Stated task: Reproduce the following material exactly, including every line.
--- Begin Data records ---
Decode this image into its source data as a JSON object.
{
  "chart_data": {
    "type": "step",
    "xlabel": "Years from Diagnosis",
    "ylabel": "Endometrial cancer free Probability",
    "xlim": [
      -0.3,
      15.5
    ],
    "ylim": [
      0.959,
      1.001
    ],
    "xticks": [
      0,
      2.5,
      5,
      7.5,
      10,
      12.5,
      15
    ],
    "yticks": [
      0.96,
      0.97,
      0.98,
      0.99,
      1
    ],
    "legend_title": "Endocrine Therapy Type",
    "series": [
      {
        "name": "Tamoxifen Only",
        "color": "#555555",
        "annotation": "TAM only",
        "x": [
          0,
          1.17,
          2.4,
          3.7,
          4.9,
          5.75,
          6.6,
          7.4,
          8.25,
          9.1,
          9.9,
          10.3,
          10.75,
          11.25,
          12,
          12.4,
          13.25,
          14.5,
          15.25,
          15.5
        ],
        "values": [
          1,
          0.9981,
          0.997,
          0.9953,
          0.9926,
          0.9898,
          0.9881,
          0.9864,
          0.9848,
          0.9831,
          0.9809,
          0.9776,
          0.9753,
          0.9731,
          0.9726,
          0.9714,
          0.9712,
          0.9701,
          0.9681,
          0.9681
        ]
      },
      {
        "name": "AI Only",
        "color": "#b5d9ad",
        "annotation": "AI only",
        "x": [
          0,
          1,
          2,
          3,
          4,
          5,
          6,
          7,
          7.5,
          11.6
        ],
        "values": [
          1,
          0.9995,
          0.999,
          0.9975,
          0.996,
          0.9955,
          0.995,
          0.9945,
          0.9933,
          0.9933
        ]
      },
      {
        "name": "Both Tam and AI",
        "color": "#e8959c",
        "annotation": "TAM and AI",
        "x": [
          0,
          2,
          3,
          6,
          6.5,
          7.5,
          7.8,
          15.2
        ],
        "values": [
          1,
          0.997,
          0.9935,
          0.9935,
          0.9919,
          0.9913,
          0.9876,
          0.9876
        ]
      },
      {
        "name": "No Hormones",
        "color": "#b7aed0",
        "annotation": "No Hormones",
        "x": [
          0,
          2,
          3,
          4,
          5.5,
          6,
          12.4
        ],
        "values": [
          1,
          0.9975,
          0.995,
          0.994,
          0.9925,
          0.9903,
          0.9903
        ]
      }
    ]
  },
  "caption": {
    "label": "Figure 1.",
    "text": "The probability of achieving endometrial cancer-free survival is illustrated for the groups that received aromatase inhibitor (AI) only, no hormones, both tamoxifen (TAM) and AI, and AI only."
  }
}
--- End Data records ---
Correct answer:
Decode this image into its source data as a JSON object.
{
  "chart_data": {
    "type": "step",
    "xlabel": "Years from Diagnosis",
    "ylabel": "Endometrial cancer free Probability",
    "xlim": [
      -0.3,
      15.5
    ],
    "ylim": [
      0.959,
      1.001
    ],
    "xticks": [
      0,
      2.5,
      5,
      7.5,
      10,
      12.5,
      15
    ],
    "yticks": [
      0.96,
      0.97,
      0.98,
      0.99,
      1
    ],
    "legend_title": "Endocrine Therapy Type",
    "series": [
      {
        "name": "Tamoxifen Only",
        "color": "#555555",
        "annotation": "TAM only",
        "x": [
          0,
          1.17,
          2.4,
          3.7,
          4.9,
          5.75,
          6.6,
          7.4,
          8.25,
          9.1,
          9.9,
          10.3,
          10.75,
          11.25,
          12,
          12.4,
          13.25,
          14.5,
          15.25,
          15.5
        ],
        "values": [
          1,
          0.9981,
          0.997,
          0.9953,
          0.9926,
          0.9898,
          0.9881,
          0.9864,
          0.9848,
          0.9831,
          0.9809,
          0.9776,
          0.9753,
          0.9731,
          0.9726,
          0.9714,
          0.9712,
          0.9701,
          0.9681,
          0.9681
        ]
      },
      {
        "name": "AI Only",
        "color": "#b5d9ad",
        "annotation": "AI only",
        "x": [
          0,
          1,
          2,
          3,
          4,
          5,
          6,
          7,
          7.5,
          11.6
        ],
        "values": [
          1,
          0.9995,
          0.999,
          0.9975,
          0.996,
          0.9955,
          0.995,
          0.9945,
          0.9933,
          0.9933
        ]
      },
      {
        "name": "Both Tam and AI",
        "color": "#e8959c",
        "annotation": "TAM and AI",
        "x": [
          0,
          2,
          3,
          6,
          6.5,
          7.5,
          7.8,
          15.2
        ],
        "values": [
          1,
          0.997,
          0.9935,
          0.9935,
          0.9919,
          0.9913,
          0.9876,
          0.9876
        ]
      },
      {
        "name": "No Hormones",
        "color": "#b7aed0",
        "annotation": "No Hormones",
        "x": [
          0,
          2,
          3,
          4,
          5.5,
          6,
          12.4
        ],
        "values": [
          1,
          0.9975,
          0.995,
          0.994,
          0.9925,
          0.9903,
          0.9903
        ]
      }
    ]
  },
  "caption": {
    "label": "Figure 1.",
    "text": "The probability of achieving endometrial cancer-free survival is illustrated for the groups that received aromatase inhibitor (AI) only, no hormones, both tamoxifen (TAM) and AI, and AI only."
  }
}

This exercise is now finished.